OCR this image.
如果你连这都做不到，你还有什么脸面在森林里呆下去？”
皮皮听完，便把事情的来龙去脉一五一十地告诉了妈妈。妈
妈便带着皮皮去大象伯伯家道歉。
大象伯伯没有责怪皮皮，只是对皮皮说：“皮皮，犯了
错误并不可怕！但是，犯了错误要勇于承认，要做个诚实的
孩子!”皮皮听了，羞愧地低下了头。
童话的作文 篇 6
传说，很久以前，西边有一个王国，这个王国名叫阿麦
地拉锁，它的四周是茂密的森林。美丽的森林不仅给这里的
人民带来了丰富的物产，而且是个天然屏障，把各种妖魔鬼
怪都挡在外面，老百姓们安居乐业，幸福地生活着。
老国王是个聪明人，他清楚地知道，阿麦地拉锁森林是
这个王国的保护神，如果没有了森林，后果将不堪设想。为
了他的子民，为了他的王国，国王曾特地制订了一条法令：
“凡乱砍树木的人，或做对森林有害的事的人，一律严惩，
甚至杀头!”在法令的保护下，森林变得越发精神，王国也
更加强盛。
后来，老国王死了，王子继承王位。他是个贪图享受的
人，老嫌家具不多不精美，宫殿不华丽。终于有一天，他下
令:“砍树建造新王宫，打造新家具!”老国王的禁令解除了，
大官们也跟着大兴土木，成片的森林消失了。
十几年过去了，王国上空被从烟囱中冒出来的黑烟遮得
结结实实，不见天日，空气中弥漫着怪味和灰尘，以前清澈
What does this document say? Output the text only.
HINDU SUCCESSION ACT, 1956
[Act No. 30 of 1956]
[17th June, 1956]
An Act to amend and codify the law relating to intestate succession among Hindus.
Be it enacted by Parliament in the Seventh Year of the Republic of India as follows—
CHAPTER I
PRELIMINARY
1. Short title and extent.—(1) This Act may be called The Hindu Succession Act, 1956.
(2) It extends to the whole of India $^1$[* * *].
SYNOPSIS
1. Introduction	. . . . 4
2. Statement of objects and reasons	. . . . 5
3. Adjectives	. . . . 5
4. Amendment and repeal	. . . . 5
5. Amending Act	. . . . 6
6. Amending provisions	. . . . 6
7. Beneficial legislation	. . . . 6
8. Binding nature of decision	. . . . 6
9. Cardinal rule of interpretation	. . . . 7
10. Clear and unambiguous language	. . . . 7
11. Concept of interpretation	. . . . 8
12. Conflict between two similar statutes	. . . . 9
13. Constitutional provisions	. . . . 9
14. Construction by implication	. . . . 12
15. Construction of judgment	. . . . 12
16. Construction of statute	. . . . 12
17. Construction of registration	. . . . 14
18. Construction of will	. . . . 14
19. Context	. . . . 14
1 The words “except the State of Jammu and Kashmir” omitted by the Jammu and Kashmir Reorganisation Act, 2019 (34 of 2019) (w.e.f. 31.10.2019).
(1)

.....

What to produce —
Gather each line in the entries above where the string "Amending" is found.

Problem solution —
5. Amending Act	. . . . 6
6. Amending provisions	. . . . 6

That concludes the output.